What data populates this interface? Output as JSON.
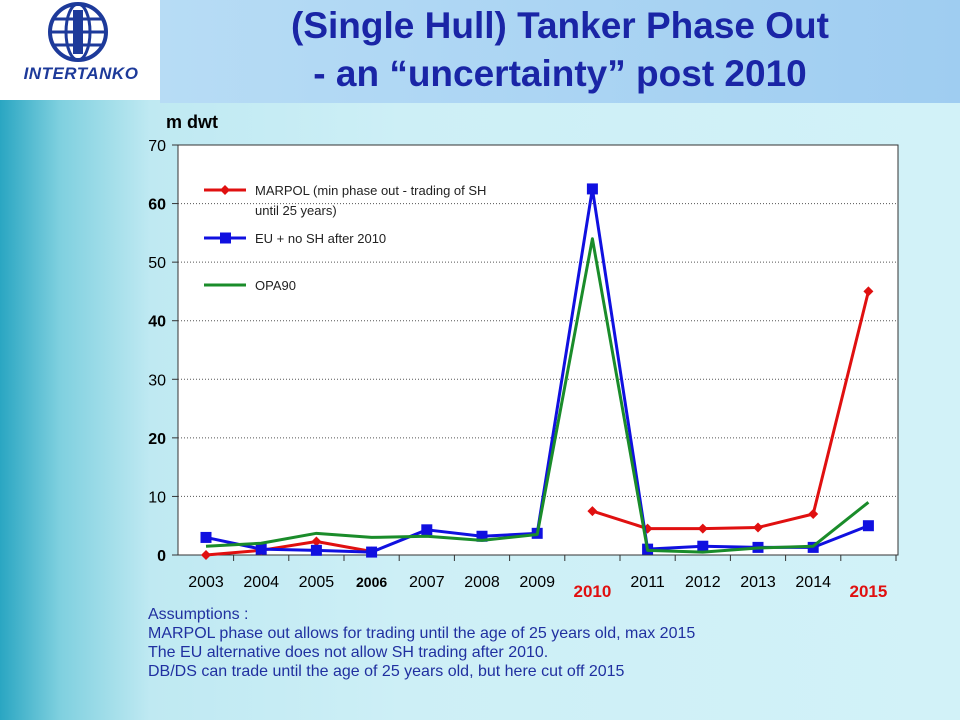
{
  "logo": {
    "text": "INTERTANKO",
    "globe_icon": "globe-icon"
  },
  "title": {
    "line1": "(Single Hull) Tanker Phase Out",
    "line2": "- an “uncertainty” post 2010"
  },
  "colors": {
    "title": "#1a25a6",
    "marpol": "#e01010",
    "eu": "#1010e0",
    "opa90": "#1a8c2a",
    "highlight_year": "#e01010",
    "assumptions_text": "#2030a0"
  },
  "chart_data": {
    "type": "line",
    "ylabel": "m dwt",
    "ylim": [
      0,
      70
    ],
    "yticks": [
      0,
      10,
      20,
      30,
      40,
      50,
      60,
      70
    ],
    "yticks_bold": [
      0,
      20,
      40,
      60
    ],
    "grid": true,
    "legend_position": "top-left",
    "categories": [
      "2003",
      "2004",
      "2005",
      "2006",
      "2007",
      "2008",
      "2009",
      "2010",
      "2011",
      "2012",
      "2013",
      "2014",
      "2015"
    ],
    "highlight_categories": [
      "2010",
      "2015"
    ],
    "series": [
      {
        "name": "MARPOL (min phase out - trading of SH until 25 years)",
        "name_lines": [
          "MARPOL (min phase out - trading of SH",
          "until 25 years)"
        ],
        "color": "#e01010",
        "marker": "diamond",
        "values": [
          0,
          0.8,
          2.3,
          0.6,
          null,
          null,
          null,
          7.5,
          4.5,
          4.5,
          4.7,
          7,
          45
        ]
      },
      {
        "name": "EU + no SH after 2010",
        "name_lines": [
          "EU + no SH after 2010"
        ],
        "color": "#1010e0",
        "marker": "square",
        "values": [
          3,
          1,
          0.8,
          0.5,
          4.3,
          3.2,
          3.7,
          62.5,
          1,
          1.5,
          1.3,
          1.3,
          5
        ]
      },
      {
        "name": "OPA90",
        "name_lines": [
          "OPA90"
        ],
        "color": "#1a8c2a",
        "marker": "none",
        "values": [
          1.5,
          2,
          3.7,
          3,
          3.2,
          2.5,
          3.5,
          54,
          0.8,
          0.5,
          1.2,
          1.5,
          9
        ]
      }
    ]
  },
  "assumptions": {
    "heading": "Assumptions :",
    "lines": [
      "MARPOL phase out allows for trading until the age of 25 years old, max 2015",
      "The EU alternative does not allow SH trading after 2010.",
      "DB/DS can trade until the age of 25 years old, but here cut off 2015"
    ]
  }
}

━━━

Gather each line holding the string "after".

**Worked solution**.
        "name": "EU + no SH after 2010",
          "EU + no SH after 2010"
      "The EU alternative does not allow SH trading after 2010.",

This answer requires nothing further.